— START OF Source records —
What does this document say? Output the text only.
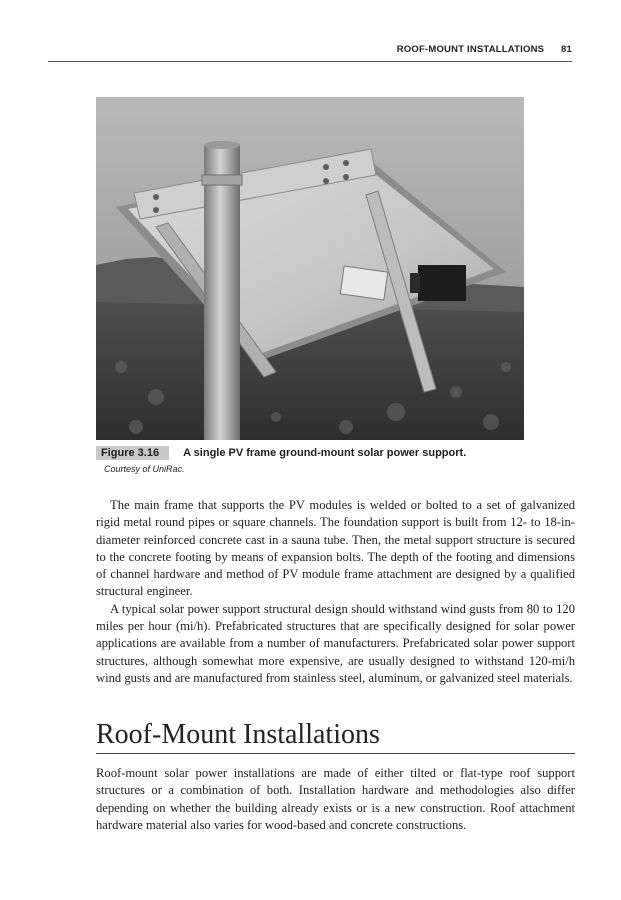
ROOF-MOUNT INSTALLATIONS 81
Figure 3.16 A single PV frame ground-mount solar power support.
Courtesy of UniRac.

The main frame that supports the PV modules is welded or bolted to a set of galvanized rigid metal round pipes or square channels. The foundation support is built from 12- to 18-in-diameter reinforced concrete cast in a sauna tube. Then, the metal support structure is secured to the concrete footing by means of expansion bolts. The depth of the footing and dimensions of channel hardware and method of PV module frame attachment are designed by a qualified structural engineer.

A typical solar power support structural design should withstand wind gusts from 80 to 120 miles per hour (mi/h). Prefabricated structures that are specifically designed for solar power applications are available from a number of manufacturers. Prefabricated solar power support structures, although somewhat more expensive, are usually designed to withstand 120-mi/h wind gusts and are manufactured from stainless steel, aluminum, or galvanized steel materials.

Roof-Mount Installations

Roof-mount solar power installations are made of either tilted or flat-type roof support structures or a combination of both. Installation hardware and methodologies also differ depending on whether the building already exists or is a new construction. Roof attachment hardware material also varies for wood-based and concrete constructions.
— END OF Source records —
— START OF Source records —
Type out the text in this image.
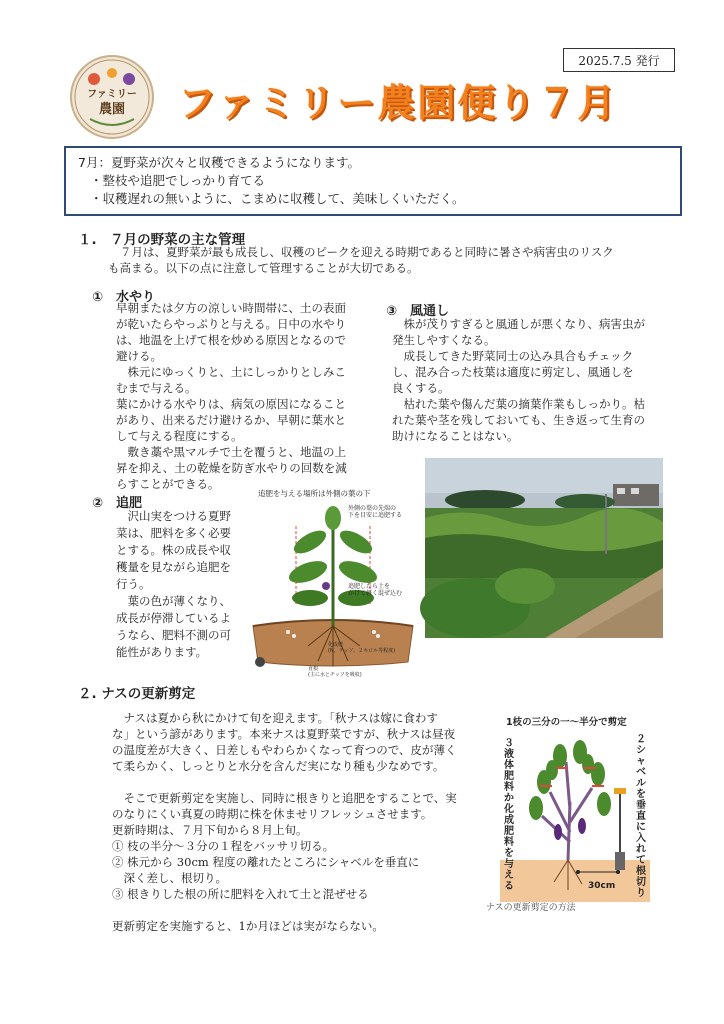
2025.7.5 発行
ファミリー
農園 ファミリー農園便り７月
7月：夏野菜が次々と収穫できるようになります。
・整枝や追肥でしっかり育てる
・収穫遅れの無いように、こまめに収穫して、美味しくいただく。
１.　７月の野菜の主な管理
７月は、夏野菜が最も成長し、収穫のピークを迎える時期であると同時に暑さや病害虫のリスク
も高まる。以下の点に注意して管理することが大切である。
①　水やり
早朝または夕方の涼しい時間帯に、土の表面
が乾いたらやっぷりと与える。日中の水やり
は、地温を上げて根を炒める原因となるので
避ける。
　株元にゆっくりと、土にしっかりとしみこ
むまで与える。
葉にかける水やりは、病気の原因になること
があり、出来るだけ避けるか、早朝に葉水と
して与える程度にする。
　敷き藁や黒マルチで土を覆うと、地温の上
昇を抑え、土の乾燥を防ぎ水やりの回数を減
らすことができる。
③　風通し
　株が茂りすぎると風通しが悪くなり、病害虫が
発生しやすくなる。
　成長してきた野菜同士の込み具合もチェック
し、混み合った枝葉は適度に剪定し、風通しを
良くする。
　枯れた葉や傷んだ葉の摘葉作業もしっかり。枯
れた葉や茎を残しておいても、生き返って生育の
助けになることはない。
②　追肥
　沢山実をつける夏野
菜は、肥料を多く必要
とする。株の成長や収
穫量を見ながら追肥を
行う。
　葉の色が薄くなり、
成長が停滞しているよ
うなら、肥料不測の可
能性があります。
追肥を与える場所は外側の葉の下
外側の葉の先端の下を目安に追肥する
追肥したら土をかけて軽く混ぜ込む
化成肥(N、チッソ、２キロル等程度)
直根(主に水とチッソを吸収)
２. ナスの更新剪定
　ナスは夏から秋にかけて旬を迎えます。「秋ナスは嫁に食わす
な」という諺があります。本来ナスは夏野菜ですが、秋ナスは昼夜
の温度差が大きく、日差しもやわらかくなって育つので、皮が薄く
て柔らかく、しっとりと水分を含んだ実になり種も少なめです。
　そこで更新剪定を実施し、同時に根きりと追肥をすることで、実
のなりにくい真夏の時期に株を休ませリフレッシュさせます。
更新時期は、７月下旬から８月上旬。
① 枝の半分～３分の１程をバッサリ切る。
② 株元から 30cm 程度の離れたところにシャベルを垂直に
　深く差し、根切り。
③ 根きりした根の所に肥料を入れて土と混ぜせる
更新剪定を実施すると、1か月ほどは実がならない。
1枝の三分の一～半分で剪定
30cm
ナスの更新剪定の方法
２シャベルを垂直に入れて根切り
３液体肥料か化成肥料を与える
— END OF Source records —
▸ Task directions: Pick out lines containing the word "galvanized", each one as written.

▸ Result below:
The main frame that supports the PV modules is welded or bolted to a set of galvanized rigid metal round pipes or square channels. The foundation support is built from 12- to 18-in-diameter reinforced concrete cast in a sauna tube. Then, the metal support structure is secured to the concrete footing by means of expansion bolts. The depth of the footing and dimensions of channel hardware and method of PV module frame attachment are designed by a qualified structural engineer.
A typical solar power support structural design should withstand wind gusts from 80 to 120 miles per hour (mi/h). Prefabricated structures that are specifically designed for solar power applications are available from a number of manufacturers. Prefabricated solar power support structures, although somewhat more expensive, are usually designed to withstand 120-mi/h wind gusts and are manufactured from stainless steel, aluminum, or galvanized steel materials.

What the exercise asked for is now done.